Aim
Report how many lines contain "Schließen". The answer is a single number.

(Records excerpted from a collection)
———
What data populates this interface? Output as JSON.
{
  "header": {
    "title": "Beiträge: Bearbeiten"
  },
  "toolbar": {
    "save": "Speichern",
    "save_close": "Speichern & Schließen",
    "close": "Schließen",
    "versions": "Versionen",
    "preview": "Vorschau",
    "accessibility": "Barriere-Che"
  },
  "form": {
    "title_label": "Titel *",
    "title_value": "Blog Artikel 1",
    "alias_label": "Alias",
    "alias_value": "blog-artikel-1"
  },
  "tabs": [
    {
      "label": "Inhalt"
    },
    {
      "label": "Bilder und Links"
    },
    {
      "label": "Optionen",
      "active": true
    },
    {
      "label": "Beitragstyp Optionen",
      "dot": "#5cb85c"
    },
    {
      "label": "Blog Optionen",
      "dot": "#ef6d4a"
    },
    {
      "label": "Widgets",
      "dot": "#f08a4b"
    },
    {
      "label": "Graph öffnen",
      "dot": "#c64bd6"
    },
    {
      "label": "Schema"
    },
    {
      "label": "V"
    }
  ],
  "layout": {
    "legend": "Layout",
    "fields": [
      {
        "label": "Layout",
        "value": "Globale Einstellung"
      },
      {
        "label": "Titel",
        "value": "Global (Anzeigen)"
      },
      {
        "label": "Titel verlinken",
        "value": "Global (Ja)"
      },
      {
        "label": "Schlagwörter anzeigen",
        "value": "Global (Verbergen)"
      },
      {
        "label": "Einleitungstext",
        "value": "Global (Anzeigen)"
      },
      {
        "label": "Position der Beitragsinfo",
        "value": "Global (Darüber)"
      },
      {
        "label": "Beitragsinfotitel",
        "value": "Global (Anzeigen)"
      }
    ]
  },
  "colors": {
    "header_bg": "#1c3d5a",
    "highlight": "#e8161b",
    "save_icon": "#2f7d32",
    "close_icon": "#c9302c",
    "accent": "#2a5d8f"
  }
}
———
Response to this exercise
2